Exhaled breath profiling in diagnosing wheezy preschool children
Research output: Contribution to journal › Article › Academic › peer-review
Although wheeze is common in preschool children, the underlying pathophysiology has not yet been disentangled. Volatile organic compounds (VOCs) in exhaled breath may serve as noninvasive markers of early wheeze. We aimed to assess the feasibility of VOC collection in preschool children, and to study whether a VOC profile can differentiate between children with and without recurrent wheeze. We included children (mean (range) age 3.3 (1.9-4.5) yrs) with (n=202) and without (n=50) recurrent wheeze. Exhaled VOCs were analysed by gas chromatography-time-of-flight mass spectrometry. VOC profiles were generated by ANOVA simultaneous component analysis (ASCA) and sparse logistic regression (SLR). Exhaled breath collection was possible in 98% of the children. In total, 913 different VOCs were detected. The signal-to-noise ratio improved after correction for age, sex and season using ASCA pre-processing. An SLR model with 28 VOCs correctly classified 83% of the children (84% sensitivity, 80% specificity). After six-fold cross-validation, 73% were correctly classified (79% sensitivity, 50% specificity). Assessment of VOCs in exhaled breath is feasible in young children. VOC profiles are able to distinguish children with and without recurrent wheeze with a reasonable accuracy. This proof of principle paves the way for additional research on VOCs in preschool wheezing.

» Data supplied:
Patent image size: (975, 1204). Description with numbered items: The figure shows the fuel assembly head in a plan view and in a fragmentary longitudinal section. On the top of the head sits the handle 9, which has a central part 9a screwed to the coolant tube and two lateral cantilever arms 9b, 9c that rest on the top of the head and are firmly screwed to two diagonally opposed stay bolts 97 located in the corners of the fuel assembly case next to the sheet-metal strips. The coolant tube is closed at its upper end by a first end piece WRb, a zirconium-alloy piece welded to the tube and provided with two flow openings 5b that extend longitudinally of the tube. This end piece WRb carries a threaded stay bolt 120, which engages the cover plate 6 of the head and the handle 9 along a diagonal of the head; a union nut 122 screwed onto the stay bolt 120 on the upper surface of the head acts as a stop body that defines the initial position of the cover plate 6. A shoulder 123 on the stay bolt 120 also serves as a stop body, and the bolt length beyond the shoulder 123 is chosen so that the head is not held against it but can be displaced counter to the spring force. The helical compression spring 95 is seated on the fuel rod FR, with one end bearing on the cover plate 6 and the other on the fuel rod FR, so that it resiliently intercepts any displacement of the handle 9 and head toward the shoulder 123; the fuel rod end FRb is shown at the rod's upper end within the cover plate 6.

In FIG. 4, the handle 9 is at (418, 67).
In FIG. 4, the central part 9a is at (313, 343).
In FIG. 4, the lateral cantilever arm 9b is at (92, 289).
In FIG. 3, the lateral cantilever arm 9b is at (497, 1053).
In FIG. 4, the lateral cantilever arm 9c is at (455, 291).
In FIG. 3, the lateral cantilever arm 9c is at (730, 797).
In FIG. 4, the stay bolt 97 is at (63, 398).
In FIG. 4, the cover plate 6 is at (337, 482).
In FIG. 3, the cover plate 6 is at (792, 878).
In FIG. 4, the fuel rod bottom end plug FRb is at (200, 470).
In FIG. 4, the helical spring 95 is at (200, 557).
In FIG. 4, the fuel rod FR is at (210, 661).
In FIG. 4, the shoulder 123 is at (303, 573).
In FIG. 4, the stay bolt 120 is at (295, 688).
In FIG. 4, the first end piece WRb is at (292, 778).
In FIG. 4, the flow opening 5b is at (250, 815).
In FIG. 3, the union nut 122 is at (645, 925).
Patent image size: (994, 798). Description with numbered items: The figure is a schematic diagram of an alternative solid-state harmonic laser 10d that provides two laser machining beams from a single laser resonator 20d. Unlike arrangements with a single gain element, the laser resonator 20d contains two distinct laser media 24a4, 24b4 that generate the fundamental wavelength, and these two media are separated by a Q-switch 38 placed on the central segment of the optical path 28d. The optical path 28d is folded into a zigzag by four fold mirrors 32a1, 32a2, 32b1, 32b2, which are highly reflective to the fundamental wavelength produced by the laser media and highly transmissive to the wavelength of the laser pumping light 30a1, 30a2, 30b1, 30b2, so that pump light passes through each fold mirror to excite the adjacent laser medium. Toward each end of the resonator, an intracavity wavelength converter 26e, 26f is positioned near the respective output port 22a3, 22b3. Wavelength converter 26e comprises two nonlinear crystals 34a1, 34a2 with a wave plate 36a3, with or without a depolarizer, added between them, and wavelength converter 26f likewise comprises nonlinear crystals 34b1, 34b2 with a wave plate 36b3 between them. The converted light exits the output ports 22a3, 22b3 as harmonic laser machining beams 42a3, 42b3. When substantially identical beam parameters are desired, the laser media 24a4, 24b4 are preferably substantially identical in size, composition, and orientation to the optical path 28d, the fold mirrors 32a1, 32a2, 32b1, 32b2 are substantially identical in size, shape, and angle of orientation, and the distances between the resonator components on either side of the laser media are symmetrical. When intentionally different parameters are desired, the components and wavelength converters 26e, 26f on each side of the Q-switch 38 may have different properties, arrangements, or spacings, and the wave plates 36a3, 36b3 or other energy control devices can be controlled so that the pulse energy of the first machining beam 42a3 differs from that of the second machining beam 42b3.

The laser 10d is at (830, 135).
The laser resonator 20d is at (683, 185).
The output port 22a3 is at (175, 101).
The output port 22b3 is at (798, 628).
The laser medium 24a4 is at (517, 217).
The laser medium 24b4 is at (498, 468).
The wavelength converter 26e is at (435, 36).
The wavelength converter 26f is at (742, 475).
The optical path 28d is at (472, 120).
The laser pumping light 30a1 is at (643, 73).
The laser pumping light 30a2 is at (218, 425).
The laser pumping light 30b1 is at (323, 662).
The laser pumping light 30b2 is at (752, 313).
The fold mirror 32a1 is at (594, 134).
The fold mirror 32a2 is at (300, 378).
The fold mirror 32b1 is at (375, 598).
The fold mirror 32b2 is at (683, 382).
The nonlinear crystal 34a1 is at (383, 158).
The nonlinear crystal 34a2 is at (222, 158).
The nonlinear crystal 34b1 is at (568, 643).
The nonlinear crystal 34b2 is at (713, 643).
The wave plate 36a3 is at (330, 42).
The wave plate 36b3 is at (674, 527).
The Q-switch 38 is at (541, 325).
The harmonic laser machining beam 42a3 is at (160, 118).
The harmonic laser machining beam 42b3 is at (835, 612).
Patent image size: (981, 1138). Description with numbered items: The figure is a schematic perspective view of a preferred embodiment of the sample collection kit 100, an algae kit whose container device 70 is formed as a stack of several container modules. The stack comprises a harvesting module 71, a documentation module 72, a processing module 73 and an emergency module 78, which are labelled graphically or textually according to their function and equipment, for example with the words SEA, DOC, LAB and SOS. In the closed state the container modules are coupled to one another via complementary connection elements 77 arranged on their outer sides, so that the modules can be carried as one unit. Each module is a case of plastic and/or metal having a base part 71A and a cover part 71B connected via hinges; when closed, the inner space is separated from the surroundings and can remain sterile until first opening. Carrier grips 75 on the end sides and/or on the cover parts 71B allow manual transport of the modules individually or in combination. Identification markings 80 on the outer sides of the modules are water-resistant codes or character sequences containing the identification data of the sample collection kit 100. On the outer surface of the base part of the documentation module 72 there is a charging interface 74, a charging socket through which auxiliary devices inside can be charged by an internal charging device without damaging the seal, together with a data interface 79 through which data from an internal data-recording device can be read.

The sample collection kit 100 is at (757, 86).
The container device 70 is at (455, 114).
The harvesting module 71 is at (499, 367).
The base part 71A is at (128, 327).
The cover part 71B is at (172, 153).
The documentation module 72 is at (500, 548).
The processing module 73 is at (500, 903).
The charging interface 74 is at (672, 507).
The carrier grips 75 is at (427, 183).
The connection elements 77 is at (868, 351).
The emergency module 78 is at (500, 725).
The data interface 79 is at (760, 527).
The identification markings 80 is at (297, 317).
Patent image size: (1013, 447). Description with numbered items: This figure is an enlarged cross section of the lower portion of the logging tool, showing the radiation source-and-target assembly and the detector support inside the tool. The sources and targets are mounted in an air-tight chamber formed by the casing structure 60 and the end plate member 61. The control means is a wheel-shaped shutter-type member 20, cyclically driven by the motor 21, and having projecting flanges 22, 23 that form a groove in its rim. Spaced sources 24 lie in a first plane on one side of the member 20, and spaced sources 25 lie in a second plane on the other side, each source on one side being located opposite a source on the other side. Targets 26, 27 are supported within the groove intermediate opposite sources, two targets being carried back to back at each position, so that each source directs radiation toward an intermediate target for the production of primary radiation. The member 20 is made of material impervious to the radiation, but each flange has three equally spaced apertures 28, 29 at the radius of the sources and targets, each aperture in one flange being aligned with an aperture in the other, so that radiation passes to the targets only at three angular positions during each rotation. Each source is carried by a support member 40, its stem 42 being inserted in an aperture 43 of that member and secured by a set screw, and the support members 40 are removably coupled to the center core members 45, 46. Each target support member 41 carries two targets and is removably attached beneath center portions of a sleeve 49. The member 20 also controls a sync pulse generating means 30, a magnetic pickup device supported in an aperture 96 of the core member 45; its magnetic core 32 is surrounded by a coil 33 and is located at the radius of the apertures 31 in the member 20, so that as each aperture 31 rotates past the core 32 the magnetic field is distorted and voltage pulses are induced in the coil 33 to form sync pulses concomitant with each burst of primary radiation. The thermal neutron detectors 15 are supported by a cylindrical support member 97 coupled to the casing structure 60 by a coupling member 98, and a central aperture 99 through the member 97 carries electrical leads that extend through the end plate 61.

» Directions: Decide whether each statement agrees with the abstract on exhaled breath profiling, answering yes or no and quoting the deciding words. 1. Breath samples could be collected from 98% of the children. 2. After cross-validation, the model's specificity was 80%. 3. The study included 50 children with recurrent wheeze. Rely only on the abstract on exhaled breath profiling.

» Response to this task:
1. Yes: "Exhaled breath collection was possible in 98% of the children."
2. No: "After six-fold cross-validation, 73% were correctly classified (79% sensitivity, 50% specificity)."
3. No: "with (n=202) and without (n=50) recurrent wheeze"